*TASK:*
Reproduce the rows verbatim, from the start of the rows through the line containing "baidu-enterprise-link[interactable]: 企业认证: [1207, 33, 1259, 52]", both ends included.

*DATASET RECORDS:*
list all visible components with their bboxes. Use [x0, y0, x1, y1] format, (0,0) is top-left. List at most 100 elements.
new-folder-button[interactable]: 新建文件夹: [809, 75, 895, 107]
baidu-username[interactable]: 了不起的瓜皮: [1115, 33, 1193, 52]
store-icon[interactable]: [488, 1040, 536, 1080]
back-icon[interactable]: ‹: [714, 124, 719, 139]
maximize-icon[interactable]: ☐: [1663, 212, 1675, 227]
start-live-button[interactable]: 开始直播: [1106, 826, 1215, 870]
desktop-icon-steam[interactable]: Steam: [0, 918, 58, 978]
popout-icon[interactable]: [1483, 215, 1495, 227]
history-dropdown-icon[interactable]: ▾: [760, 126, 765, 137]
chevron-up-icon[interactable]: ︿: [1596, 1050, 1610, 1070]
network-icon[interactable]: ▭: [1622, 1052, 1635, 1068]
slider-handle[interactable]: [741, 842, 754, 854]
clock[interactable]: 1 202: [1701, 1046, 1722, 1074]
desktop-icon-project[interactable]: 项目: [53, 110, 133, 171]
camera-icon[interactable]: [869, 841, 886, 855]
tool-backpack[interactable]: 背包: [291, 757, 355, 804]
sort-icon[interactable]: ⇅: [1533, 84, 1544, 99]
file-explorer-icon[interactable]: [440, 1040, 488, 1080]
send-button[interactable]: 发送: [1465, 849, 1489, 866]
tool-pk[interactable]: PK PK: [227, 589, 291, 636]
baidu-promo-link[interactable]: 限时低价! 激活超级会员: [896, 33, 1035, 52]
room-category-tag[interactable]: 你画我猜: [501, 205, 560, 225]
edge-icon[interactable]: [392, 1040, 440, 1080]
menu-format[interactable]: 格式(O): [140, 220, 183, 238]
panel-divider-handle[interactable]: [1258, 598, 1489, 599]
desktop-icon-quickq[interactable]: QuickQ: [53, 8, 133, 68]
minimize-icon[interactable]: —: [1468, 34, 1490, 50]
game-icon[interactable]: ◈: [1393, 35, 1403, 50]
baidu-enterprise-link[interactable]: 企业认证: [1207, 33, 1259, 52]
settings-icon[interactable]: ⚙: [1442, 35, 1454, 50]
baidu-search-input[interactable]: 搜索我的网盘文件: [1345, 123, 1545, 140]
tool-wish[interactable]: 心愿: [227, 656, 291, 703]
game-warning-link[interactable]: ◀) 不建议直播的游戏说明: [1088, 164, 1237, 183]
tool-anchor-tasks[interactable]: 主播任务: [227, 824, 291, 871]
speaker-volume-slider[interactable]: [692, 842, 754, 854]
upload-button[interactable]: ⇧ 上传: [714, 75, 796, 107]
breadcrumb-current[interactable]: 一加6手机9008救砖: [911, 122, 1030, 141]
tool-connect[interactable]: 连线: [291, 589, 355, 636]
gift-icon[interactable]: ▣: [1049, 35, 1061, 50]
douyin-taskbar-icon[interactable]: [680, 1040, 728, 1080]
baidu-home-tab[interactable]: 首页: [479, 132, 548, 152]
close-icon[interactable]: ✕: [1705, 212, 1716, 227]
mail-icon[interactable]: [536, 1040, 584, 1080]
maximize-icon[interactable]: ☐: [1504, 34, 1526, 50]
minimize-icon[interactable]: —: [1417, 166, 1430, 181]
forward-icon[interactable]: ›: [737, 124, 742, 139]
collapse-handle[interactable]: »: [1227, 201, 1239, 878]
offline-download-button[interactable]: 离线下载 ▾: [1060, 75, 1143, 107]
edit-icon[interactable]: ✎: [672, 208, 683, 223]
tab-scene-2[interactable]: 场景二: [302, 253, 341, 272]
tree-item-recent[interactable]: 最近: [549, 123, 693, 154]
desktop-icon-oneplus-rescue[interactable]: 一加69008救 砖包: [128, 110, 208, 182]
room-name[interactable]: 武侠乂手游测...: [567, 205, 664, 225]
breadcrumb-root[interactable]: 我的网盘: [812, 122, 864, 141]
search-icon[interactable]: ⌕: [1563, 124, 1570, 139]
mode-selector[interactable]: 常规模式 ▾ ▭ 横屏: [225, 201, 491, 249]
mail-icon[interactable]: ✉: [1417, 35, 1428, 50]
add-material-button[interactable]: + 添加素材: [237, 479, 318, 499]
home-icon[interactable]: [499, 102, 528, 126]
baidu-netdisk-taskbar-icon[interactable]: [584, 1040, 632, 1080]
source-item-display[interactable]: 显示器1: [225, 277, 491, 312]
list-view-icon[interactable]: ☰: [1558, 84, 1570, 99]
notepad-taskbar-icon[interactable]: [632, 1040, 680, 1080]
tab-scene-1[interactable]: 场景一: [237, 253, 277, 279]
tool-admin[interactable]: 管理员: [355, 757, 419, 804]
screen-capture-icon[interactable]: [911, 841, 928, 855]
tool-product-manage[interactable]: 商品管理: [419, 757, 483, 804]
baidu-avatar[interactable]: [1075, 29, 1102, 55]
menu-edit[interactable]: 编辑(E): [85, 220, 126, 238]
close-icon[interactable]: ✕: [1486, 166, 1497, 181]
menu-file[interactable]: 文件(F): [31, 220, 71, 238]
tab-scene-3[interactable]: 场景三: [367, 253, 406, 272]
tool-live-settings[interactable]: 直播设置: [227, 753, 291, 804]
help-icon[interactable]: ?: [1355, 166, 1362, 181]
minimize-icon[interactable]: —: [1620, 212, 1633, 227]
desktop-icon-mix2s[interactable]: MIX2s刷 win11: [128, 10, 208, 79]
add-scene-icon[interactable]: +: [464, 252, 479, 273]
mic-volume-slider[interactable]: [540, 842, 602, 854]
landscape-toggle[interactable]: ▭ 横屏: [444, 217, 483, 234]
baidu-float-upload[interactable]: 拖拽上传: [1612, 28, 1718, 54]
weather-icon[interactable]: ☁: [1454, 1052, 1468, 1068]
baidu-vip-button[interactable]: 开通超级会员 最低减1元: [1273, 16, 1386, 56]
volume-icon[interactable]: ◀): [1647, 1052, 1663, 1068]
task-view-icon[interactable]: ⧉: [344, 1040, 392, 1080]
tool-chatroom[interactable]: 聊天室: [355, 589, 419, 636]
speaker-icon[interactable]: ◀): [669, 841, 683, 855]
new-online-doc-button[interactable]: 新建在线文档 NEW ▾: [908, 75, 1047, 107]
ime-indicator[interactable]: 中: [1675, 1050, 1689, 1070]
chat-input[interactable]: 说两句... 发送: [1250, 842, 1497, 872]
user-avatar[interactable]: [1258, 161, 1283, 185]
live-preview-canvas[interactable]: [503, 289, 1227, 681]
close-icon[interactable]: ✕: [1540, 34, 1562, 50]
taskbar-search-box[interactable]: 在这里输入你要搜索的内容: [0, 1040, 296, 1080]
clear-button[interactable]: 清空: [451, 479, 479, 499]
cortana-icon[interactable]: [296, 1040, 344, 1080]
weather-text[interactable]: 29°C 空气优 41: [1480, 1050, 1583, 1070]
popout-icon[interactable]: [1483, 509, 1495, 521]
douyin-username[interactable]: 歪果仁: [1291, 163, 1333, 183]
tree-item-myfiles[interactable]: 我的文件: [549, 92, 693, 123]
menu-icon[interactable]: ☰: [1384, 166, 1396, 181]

*EXERCISE RESULT:*
list all visible components with their bboxes. Use [x0, y0, x1, y1] format, (0,0) is top-left. List at most 100 elements.
new-folder-button[interactable]: 新建文件夹: [809, 75, 895, 107]
baidu-username[interactable]: 了不起的瓜皮: [1115, 33, 1193, 52]
store-icon[interactable]: [488, 1040, 536, 1080]
back-icon[interactable]: ‹: [714, 124, 719, 139]
maximize-icon[interactable]: ☐: [1663, 212, 1675, 227]
start-live-button[interactable]: 开始直播: [1106, 826, 1215, 870]
desktop-icon-steam[interactable]: Steam: [0, 918, 58, 978]
popout-icon[interactable]: [1483, 215, 1495, 227]
history-dropdown-icon[interactable]: ▾: [760, 126, 765, 137]
chevron-up-icon[interactable]: ︿: [1596, 1050, 1610, 1070]
network-icon[interactable]: ▭: [1622, 1052, 1635, 1068]
slider-handle[interactable]: [741, 842, 754, 854]
clock[interactable]: 1 202: [1701, 1046, 1722, 1074]
desktop-icon-project[interactable]: 项目: [53, 110, 133, 171]
camera-icon[interactable]: [869, 841, 886, 855]
tool-backpack[interactable]: 背包: [291, 757, 355, 804]
sort-icon[interactable]: ⇅: [1533, 84, 1544, 99]
file-explorer-icon[interactable]: [440, 1040, 488, 1080]
send-button[interactable]: 发送: [1465, 849, 1489, 866]
tool-pk[interactable]: PK PK: [227, 589, 291, 636]
baidu-promo-link[interactable]: 限时低价! 激活超级会员: [896, 33, 1035, 52]
room-category-tag[interactable]: 你画我猜: [501, 205, 560, 225]
edge-icon[interactable]: [392, 1040, 440, 1080]
menu-format[interactable]: 格式(O): [140, 220, 183, 238]
panel-divider-handle[interactable]: [1258, 598, 1489, 599]
desktop-icon-quickq[interactable]: QuickQ: [53, 8, 133, 68]
minimize-icon[interactable]: —: [1468, 34, 1490, 50]
game-icon[interactable]: ◈: [1393, 35, 1403, 50]
baidu-enterprise-link[interactable]: 企业认证: [1207, 33, 1259, 52]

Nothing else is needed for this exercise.